[Exercise] Go through the records and copy each line where the word "close" occurs.

[Source data]

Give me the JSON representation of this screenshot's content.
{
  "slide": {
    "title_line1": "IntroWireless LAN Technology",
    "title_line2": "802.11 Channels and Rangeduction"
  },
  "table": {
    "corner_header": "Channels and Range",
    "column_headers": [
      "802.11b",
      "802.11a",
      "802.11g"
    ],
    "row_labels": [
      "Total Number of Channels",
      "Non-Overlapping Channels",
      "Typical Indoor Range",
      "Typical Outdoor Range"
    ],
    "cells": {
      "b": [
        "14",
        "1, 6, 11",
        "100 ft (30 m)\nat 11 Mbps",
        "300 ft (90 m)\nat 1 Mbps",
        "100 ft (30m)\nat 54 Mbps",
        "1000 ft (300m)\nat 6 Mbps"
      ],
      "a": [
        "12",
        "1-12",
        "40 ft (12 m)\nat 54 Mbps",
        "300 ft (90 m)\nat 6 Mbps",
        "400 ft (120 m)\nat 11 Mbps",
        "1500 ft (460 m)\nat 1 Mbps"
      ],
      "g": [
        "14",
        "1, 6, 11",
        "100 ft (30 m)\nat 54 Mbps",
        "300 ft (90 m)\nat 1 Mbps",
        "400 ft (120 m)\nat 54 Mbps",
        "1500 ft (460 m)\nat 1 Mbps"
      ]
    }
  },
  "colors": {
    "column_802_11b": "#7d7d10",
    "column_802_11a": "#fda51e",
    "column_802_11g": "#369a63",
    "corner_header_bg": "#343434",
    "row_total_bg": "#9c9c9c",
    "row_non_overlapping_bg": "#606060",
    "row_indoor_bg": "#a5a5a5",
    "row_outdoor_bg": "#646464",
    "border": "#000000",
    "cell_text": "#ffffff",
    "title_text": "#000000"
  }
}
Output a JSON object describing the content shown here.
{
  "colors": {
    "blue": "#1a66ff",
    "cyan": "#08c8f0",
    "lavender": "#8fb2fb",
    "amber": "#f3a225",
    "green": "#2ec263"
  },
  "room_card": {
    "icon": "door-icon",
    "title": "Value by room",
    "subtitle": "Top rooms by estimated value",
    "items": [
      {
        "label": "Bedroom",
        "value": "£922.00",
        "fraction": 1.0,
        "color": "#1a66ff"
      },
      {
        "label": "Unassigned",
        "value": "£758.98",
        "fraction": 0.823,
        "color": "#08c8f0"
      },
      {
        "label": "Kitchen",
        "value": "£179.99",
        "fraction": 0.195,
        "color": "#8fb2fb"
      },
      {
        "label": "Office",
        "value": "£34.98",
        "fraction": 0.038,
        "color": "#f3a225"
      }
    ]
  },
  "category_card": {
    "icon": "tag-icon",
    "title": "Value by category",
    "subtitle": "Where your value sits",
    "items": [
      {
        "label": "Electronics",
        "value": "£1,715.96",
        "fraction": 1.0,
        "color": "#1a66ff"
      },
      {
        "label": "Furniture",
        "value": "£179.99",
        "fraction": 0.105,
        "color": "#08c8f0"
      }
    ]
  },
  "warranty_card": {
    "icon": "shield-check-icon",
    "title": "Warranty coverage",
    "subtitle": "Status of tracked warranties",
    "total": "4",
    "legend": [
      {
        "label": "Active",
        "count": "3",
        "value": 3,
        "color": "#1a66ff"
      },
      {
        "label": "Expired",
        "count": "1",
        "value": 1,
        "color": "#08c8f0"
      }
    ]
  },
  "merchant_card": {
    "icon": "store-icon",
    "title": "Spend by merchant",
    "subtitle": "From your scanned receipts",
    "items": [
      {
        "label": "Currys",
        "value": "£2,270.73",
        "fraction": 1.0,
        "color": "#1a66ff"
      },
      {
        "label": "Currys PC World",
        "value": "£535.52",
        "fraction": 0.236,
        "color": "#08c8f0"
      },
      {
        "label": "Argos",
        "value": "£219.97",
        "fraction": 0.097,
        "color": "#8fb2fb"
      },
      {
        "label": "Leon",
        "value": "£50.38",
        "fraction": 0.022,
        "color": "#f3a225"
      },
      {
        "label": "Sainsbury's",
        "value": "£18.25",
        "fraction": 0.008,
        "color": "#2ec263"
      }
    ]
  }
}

--

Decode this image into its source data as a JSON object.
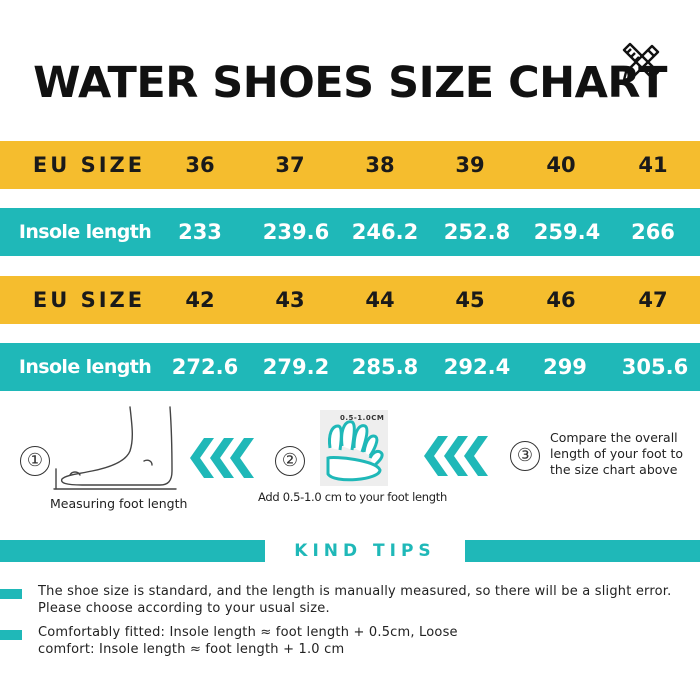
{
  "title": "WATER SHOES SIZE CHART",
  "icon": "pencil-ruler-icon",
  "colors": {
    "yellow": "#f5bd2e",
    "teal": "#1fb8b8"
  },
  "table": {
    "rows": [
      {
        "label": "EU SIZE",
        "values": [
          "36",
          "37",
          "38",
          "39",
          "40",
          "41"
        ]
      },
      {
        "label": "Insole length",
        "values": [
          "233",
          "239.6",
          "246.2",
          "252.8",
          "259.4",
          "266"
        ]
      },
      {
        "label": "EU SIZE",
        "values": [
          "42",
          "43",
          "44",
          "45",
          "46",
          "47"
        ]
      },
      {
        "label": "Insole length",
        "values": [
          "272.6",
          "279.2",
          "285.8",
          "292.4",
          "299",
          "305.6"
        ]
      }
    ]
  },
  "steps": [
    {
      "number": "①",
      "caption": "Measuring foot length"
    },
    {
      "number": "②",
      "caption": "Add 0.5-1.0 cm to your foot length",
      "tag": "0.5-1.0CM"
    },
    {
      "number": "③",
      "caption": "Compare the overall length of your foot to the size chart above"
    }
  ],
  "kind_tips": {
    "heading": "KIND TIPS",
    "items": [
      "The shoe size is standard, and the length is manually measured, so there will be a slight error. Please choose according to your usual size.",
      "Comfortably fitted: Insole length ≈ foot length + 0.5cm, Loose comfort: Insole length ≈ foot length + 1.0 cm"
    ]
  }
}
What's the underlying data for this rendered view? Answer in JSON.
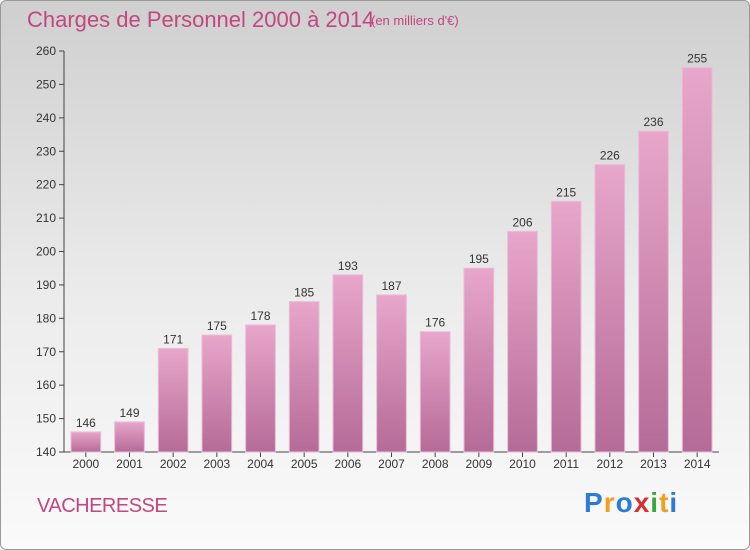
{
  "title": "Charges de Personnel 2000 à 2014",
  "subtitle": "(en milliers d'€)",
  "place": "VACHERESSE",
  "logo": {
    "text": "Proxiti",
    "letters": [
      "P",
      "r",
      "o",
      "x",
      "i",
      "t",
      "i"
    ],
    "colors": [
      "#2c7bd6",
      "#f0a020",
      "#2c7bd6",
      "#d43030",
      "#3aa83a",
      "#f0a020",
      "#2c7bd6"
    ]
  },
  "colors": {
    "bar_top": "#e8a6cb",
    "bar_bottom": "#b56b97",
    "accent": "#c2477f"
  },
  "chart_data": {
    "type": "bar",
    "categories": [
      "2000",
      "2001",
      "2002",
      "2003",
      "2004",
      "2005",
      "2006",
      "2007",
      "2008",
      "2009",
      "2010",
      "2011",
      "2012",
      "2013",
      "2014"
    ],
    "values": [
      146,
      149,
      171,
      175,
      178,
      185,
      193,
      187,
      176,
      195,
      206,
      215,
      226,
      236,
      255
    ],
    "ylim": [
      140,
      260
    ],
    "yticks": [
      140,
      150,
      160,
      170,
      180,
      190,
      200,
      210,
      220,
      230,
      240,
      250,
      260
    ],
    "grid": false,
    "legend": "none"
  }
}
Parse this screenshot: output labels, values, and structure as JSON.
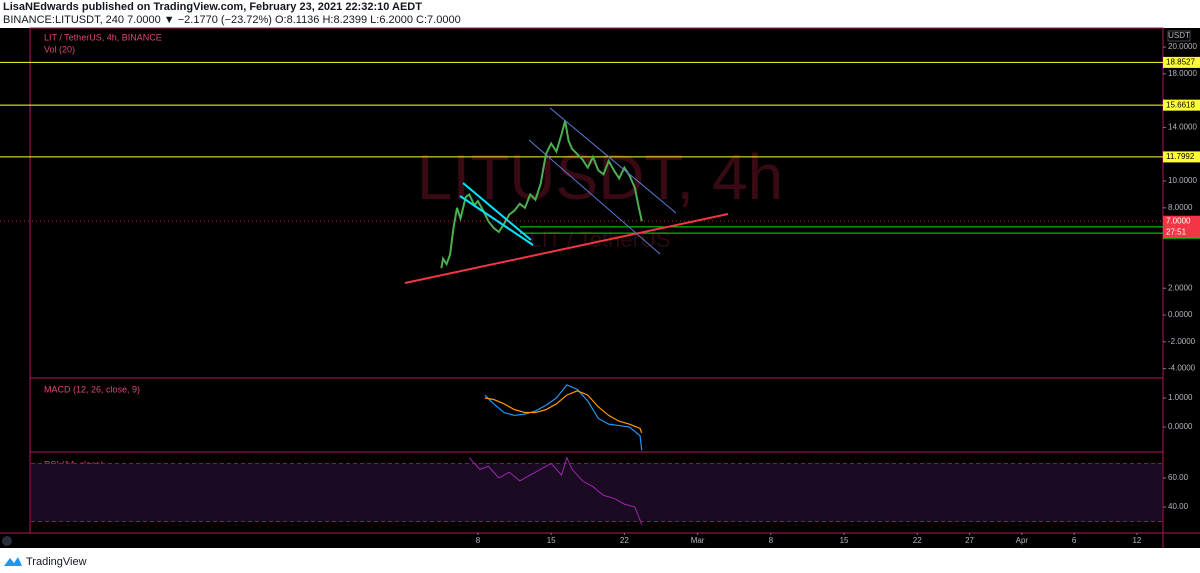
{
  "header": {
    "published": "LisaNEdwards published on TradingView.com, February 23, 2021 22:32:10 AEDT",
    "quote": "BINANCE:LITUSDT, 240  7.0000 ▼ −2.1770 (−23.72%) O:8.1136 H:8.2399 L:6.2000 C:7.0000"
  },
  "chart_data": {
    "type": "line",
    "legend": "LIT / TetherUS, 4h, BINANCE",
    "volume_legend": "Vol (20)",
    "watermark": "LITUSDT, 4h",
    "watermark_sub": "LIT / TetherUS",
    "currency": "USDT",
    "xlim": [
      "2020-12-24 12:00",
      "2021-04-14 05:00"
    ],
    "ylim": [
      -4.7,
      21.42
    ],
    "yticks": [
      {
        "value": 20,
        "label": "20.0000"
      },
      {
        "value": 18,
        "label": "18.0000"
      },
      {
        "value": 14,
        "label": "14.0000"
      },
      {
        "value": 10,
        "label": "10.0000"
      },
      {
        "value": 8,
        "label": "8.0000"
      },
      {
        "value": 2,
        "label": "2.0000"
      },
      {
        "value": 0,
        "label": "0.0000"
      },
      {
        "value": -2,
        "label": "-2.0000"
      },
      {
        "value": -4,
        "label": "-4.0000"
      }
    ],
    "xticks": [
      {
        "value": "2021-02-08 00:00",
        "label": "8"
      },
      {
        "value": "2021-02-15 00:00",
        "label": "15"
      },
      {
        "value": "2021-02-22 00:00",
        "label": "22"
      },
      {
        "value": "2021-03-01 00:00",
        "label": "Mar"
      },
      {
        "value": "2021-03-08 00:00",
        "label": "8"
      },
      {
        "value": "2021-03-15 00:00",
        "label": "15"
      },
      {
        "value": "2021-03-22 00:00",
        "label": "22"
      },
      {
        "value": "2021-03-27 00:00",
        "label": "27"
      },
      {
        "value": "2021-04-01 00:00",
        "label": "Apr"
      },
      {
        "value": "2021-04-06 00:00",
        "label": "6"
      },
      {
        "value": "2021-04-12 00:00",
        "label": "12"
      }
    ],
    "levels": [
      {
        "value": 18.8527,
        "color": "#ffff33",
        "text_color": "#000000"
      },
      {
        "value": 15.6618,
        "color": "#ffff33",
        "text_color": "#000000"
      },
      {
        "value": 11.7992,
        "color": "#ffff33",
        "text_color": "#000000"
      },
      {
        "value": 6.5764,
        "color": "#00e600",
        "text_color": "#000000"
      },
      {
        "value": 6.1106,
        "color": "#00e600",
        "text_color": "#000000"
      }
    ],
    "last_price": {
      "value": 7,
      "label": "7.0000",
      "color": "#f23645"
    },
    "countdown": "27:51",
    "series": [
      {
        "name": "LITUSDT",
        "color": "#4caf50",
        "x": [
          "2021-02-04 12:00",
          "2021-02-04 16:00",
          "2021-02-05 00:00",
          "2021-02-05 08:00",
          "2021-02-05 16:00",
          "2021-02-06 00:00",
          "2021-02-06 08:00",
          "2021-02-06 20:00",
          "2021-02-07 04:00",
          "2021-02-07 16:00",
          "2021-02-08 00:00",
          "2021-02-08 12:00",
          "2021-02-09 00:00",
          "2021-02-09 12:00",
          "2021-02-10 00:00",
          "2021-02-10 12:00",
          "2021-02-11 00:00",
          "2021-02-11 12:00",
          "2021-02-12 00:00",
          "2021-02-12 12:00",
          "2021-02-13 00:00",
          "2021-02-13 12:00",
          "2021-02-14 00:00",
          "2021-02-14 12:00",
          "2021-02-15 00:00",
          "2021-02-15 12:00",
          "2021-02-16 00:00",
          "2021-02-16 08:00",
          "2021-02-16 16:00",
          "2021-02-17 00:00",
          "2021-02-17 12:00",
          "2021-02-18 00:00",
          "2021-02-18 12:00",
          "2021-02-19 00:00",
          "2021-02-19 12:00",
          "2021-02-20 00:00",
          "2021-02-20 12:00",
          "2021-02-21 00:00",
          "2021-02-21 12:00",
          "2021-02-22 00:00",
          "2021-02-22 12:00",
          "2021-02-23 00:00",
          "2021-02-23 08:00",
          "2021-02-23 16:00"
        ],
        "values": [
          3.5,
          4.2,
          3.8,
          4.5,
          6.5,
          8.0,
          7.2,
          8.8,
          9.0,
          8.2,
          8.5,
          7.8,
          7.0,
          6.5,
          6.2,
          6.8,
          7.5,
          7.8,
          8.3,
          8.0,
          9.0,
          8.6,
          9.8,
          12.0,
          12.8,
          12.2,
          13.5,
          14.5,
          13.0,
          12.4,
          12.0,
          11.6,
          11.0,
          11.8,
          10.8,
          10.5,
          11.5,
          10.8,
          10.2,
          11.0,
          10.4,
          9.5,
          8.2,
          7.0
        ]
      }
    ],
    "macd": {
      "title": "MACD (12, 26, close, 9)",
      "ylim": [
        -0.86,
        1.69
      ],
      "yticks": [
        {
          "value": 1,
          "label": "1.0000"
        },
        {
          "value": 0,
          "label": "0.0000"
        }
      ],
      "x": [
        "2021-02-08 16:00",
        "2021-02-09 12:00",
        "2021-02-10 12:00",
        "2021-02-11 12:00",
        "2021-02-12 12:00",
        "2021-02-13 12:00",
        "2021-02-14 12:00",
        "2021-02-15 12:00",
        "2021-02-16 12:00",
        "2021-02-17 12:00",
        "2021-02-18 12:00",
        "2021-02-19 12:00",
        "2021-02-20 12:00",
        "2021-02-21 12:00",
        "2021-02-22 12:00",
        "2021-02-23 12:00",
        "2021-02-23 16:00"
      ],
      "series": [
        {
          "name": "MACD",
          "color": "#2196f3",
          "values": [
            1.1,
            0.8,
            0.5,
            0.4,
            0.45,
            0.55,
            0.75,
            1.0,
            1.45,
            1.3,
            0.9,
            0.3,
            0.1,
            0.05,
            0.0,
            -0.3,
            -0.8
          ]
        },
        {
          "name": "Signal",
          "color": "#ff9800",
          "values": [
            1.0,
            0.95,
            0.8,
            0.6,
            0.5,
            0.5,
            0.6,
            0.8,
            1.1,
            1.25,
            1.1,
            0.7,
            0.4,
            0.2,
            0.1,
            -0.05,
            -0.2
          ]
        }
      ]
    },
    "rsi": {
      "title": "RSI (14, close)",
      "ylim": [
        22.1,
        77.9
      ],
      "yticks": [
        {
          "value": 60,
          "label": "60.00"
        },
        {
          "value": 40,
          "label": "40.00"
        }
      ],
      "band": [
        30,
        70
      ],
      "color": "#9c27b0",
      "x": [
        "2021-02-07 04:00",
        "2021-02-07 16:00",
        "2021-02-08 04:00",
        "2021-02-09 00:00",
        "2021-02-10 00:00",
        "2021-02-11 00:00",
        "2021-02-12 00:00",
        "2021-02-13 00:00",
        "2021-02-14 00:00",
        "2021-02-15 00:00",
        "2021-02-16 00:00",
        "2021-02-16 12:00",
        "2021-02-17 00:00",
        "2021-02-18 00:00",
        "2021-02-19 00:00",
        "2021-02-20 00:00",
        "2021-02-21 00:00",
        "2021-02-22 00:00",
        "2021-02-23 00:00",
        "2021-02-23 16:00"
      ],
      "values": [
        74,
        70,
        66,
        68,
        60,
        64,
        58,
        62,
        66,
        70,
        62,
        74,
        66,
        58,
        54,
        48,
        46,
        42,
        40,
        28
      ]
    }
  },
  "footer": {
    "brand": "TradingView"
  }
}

[Finished answer]
      "title": "MACD (12, 26, close, 9)",
      "title": "RSI (14, close)",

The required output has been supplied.